Records excerpted from a collection
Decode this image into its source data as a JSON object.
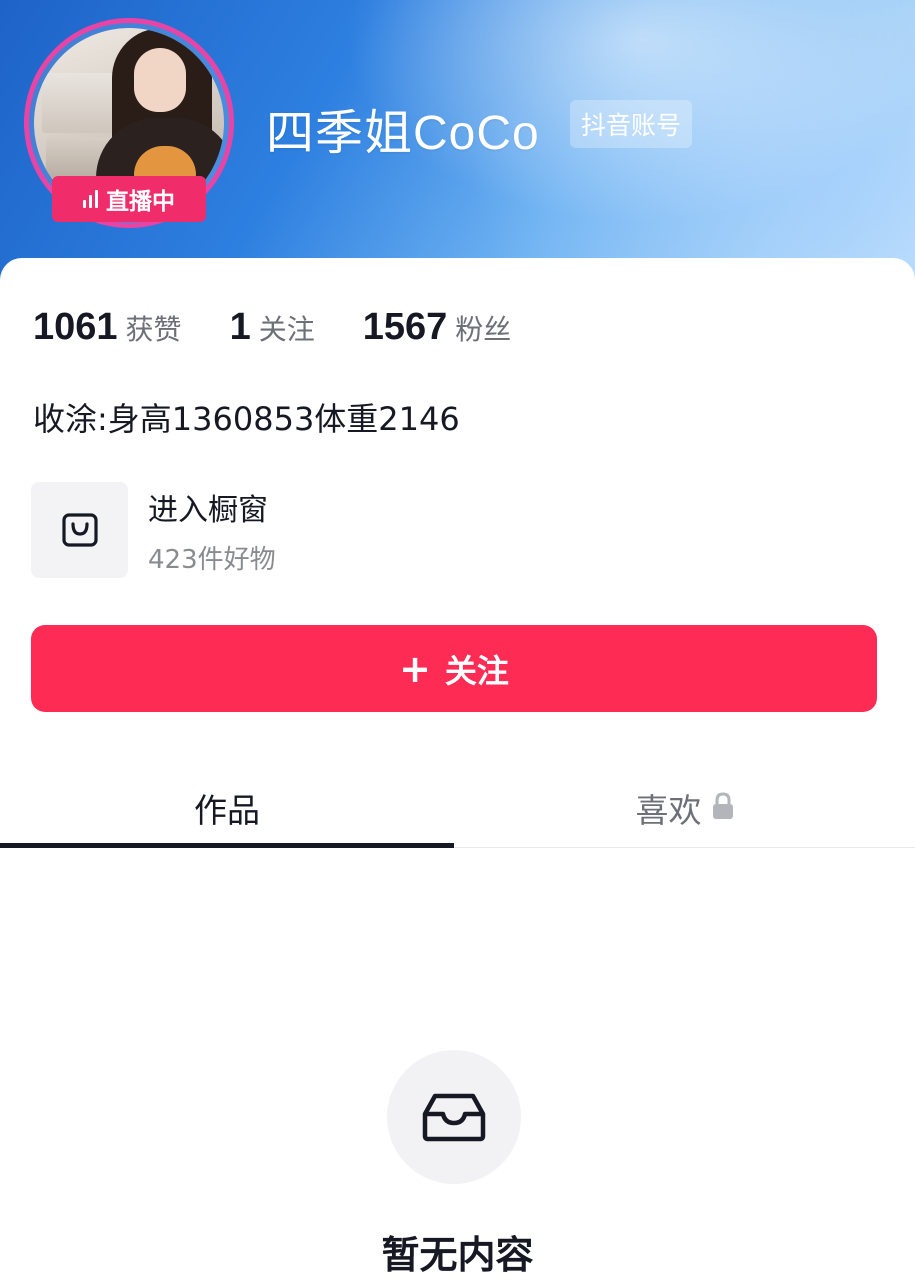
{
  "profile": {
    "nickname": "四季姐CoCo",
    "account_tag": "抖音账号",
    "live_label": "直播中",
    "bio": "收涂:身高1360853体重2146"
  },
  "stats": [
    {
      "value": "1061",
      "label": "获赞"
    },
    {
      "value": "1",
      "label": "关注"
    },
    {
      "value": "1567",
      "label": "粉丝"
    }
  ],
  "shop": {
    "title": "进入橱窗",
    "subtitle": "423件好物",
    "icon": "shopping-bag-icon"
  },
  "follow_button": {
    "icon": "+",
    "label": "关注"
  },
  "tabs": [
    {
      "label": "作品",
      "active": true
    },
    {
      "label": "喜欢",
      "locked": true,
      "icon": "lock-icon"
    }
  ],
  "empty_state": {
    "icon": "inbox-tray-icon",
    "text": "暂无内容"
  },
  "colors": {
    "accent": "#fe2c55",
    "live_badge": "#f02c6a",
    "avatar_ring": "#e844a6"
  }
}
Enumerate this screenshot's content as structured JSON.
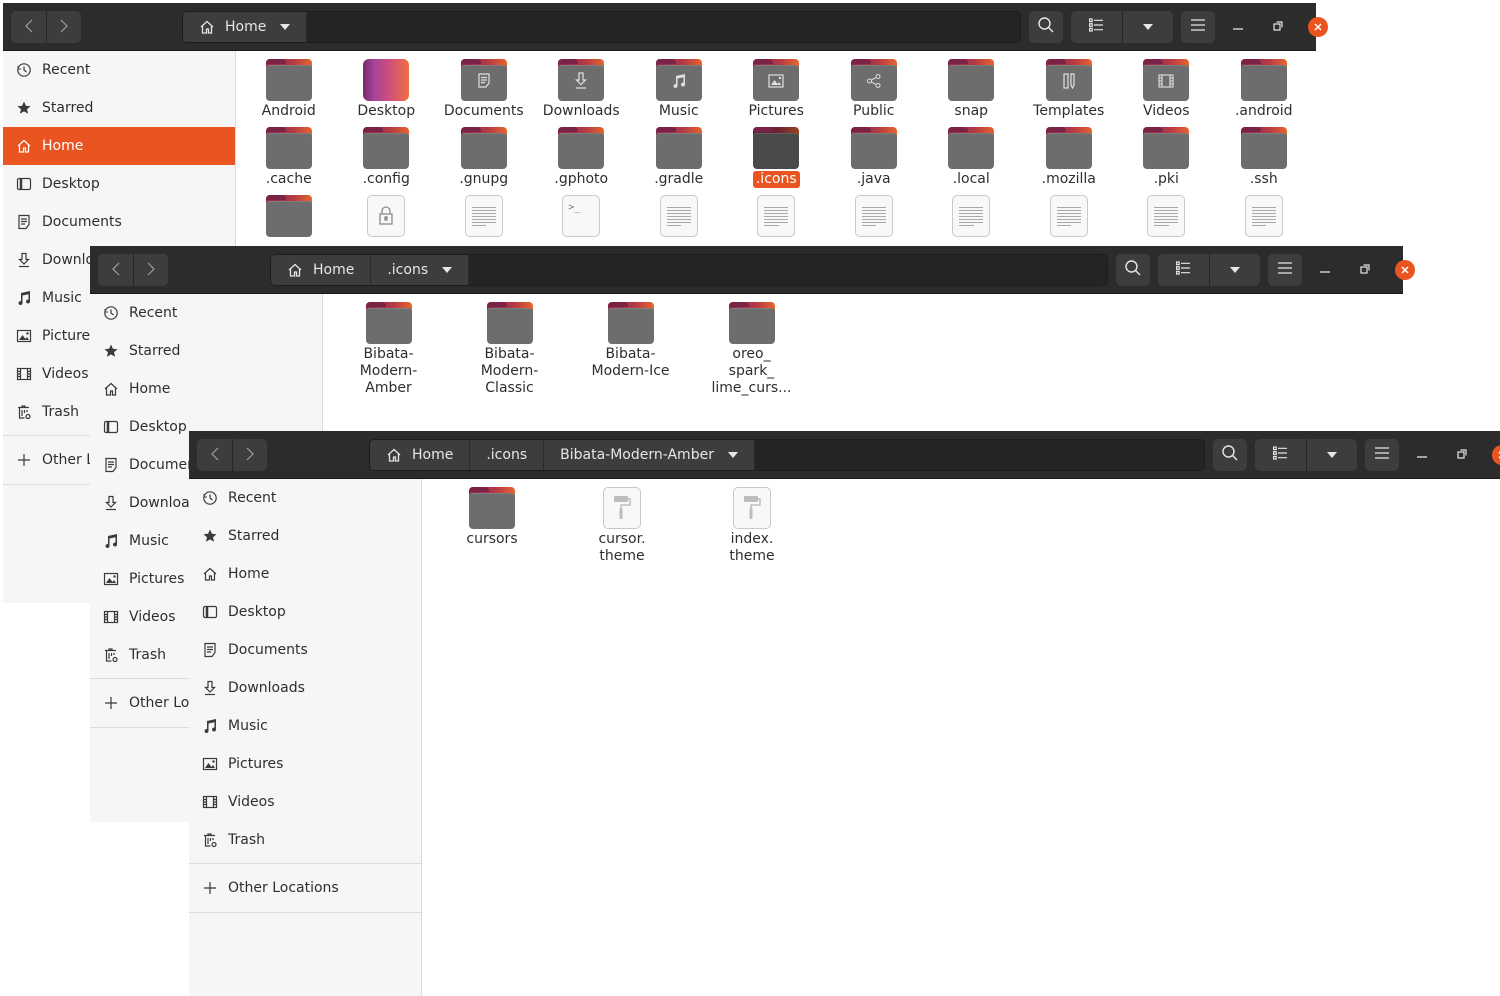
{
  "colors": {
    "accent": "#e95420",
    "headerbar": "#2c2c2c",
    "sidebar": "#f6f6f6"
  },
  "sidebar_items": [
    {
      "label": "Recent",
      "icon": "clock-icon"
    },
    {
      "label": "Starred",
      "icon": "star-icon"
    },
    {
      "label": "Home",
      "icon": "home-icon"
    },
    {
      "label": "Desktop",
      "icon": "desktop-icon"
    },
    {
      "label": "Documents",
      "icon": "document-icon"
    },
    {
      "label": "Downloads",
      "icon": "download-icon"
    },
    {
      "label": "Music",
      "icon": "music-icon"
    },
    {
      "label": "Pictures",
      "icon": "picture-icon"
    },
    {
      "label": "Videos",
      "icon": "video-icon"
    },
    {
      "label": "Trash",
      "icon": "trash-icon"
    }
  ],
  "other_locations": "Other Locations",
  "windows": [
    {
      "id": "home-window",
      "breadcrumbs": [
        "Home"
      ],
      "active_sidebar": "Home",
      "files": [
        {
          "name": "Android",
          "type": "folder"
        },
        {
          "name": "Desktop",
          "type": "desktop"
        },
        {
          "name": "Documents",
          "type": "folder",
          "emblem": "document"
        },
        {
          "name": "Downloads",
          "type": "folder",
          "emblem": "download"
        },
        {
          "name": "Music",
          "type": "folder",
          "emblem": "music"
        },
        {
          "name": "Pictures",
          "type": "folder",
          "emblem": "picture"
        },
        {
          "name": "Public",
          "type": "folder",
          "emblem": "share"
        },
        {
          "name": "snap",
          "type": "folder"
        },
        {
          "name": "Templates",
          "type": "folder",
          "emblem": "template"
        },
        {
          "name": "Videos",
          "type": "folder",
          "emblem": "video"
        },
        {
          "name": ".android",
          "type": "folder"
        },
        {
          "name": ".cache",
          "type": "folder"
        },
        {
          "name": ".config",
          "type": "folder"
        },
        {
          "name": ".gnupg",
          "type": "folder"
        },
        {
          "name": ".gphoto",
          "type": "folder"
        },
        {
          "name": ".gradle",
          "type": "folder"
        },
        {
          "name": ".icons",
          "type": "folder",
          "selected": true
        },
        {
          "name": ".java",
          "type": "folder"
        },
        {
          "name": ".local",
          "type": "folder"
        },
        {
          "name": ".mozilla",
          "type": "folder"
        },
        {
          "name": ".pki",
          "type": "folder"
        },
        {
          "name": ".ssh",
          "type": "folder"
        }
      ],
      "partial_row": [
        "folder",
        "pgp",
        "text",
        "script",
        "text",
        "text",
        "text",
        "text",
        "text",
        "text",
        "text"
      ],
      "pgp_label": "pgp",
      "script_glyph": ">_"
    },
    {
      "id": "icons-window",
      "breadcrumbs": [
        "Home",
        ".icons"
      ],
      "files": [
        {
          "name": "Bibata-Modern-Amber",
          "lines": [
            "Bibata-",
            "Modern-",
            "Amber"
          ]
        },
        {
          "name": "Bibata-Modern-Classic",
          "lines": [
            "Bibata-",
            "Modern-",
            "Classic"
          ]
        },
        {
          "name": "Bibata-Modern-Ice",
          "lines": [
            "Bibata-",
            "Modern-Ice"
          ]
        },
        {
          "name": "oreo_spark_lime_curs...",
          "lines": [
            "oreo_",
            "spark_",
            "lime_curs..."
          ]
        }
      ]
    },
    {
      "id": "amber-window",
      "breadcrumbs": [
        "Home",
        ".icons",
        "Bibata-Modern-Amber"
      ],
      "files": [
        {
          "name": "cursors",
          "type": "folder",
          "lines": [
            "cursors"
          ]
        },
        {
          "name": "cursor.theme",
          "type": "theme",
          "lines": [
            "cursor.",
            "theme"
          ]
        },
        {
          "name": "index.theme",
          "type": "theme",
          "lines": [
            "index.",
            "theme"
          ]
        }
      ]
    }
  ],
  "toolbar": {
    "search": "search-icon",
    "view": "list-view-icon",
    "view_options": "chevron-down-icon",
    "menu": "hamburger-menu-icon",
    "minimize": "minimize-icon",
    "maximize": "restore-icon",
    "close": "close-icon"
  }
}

---

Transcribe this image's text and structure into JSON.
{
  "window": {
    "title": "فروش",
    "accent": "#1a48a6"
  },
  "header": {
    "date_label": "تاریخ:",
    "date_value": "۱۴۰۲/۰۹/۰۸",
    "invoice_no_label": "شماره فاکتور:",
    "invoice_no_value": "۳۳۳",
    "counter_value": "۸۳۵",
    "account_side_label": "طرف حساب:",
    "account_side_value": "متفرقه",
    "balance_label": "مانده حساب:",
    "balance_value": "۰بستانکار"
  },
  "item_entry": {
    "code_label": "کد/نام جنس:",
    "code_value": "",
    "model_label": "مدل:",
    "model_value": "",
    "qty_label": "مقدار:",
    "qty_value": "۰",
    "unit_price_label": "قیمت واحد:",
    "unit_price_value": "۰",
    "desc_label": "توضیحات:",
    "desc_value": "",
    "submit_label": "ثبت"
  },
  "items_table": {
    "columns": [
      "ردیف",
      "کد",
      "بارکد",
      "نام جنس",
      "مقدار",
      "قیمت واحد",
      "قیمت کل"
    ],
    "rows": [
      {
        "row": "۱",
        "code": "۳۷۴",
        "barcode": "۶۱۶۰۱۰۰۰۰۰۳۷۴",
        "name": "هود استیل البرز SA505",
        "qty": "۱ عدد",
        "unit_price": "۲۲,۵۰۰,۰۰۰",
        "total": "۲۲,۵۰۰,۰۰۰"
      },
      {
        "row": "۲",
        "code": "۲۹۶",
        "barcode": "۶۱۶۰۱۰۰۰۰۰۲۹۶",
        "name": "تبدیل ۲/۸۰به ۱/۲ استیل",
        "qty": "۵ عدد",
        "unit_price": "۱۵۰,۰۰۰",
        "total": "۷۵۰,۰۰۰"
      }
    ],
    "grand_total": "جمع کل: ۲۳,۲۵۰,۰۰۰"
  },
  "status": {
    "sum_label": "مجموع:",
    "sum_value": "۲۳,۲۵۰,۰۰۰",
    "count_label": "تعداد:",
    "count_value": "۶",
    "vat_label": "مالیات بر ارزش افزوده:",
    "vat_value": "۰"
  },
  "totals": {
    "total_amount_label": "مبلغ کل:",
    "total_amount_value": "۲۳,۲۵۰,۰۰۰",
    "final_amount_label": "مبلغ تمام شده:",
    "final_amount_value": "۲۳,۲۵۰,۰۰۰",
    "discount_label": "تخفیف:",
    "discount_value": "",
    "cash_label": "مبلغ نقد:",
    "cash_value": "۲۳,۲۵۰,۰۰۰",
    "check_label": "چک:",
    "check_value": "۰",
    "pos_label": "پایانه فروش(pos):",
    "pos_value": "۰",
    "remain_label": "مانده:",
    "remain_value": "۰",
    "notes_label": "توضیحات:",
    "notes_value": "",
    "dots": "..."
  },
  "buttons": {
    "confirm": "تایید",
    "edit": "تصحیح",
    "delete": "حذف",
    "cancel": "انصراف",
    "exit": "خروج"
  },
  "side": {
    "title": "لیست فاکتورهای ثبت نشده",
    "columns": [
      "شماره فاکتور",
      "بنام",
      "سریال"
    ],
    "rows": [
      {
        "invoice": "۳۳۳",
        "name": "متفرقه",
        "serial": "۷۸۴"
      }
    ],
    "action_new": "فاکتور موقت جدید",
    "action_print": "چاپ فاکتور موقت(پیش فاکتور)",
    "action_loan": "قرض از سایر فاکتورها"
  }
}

==

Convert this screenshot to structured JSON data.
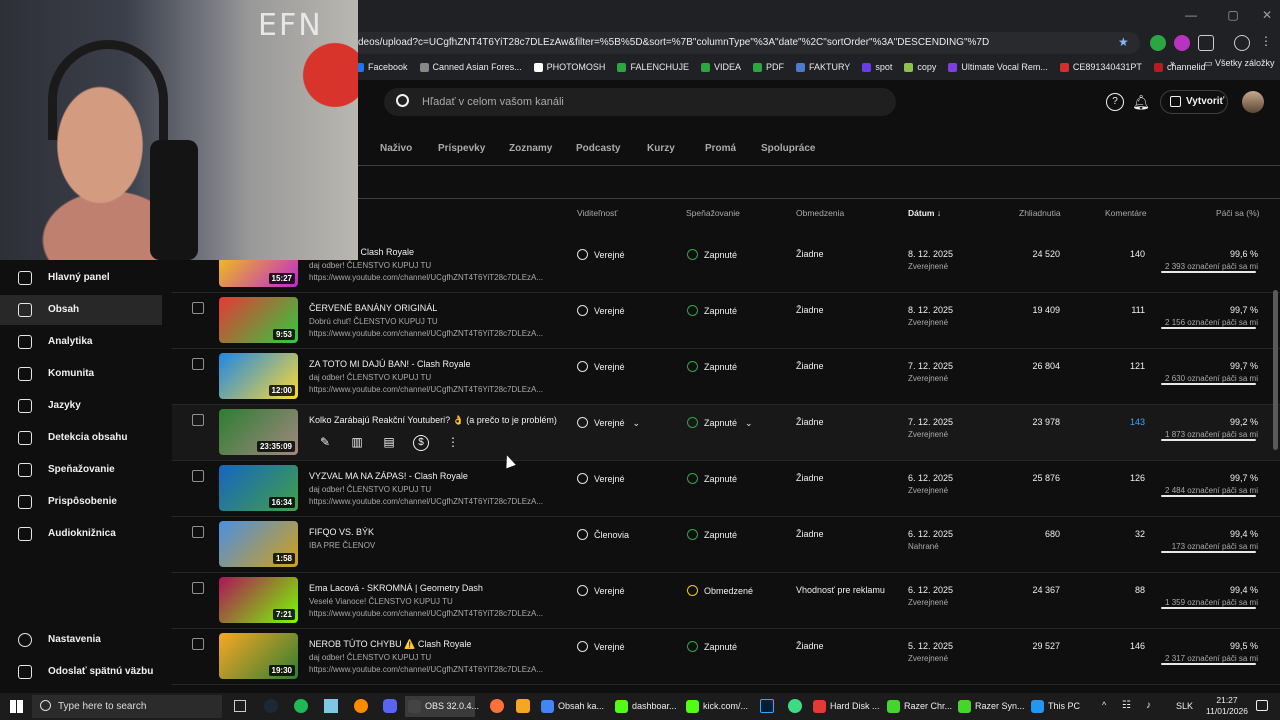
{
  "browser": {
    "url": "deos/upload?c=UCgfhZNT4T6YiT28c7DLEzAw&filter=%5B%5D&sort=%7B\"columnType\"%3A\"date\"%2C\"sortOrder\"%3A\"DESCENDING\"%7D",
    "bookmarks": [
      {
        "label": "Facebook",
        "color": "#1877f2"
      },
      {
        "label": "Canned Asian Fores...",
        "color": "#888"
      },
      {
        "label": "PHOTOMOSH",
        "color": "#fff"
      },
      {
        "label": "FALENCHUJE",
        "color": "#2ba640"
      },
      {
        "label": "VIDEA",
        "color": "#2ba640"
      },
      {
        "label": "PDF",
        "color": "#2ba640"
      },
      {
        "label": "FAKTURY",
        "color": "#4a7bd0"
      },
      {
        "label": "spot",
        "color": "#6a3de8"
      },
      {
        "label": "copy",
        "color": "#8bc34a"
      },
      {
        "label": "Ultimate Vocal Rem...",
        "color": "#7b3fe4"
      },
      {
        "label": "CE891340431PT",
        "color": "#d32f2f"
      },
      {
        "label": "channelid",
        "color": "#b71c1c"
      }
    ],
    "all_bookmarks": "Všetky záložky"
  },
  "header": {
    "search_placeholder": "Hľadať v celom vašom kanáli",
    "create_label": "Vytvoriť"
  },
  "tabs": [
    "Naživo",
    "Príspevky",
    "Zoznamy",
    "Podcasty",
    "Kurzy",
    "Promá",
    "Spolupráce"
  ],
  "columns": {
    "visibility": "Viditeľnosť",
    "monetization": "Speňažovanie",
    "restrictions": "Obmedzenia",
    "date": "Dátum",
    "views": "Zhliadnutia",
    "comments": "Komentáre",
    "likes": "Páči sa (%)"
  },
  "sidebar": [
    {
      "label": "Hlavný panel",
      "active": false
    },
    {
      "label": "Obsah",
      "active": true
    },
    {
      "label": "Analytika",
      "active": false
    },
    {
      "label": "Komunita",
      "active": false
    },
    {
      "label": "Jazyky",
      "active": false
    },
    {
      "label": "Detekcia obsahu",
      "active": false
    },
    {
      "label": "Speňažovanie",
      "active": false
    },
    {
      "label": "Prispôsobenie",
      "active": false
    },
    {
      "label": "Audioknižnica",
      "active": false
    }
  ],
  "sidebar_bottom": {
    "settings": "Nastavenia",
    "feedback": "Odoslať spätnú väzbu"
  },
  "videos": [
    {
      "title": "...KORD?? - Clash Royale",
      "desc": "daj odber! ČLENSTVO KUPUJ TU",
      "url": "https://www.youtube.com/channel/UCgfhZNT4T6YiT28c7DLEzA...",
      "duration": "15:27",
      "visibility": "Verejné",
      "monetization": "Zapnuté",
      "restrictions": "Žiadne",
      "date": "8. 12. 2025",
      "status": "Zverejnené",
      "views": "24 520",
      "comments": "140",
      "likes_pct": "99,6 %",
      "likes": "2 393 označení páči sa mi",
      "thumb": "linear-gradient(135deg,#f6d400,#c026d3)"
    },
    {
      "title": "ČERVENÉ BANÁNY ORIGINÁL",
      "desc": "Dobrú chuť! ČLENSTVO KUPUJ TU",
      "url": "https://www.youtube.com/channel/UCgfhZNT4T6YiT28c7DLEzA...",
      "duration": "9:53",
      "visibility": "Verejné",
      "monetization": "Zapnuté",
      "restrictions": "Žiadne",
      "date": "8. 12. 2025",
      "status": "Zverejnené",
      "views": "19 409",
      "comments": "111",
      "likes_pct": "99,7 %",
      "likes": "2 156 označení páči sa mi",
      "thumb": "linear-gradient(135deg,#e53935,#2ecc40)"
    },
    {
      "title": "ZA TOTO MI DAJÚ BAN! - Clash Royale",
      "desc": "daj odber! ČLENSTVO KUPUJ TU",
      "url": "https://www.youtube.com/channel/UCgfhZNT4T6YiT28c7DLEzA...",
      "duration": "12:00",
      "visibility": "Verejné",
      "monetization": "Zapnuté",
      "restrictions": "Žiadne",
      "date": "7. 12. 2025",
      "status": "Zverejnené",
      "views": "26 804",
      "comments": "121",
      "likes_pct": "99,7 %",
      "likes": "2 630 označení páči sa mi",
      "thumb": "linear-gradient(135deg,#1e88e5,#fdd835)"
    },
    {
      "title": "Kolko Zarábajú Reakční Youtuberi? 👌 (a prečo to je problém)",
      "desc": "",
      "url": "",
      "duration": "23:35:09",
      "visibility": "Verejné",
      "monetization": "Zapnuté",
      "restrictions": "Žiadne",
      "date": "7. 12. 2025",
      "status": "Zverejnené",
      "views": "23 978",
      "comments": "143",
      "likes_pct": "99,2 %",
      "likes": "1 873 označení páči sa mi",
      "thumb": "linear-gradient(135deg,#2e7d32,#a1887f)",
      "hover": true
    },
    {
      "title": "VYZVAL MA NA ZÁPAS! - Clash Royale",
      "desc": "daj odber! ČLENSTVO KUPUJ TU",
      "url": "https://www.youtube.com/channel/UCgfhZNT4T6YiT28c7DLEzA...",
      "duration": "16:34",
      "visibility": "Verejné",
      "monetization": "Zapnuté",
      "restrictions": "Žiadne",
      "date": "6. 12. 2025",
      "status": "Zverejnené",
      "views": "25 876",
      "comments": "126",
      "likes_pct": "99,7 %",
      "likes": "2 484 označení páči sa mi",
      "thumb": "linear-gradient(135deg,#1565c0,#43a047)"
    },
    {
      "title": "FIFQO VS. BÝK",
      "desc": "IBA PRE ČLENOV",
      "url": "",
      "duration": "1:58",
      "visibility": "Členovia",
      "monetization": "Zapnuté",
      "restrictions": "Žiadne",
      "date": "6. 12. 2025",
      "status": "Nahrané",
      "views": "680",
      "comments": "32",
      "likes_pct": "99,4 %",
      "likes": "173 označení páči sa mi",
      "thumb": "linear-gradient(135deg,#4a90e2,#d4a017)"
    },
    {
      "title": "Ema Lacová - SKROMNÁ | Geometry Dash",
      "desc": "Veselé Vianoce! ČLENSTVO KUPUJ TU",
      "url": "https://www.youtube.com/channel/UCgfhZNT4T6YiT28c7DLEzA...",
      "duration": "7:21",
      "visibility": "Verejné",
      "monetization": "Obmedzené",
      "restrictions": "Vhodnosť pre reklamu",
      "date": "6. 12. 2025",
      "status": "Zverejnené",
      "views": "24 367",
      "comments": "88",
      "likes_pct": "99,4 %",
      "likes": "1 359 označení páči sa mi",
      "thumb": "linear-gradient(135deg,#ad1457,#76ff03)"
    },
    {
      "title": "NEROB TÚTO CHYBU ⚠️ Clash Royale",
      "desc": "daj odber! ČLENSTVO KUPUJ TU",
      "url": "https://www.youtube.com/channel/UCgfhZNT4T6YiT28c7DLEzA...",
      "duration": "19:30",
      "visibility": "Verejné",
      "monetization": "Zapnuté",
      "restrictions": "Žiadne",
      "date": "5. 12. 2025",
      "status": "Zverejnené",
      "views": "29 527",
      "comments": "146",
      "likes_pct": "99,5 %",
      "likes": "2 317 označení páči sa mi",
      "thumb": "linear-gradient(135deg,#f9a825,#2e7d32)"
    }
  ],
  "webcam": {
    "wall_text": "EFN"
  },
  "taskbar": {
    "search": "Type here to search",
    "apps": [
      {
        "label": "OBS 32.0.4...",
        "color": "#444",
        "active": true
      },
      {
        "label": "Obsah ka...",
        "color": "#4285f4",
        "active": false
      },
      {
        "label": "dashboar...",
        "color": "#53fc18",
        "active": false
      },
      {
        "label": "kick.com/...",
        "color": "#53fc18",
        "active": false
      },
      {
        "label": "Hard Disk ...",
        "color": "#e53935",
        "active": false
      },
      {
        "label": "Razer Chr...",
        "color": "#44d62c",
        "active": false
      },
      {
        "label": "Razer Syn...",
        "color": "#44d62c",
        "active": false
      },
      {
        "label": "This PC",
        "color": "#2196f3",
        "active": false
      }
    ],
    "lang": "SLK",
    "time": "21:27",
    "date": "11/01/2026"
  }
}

__What you will do__.
Report all lines of the data that include the word "emblem".

__Final result__.
          "emblem": "document"
          "emblem": "download"
          "emblem": "music"
          "emblem": "picture"
          "emblem": "share"
          "emblem": "template"
          "emblem": "video"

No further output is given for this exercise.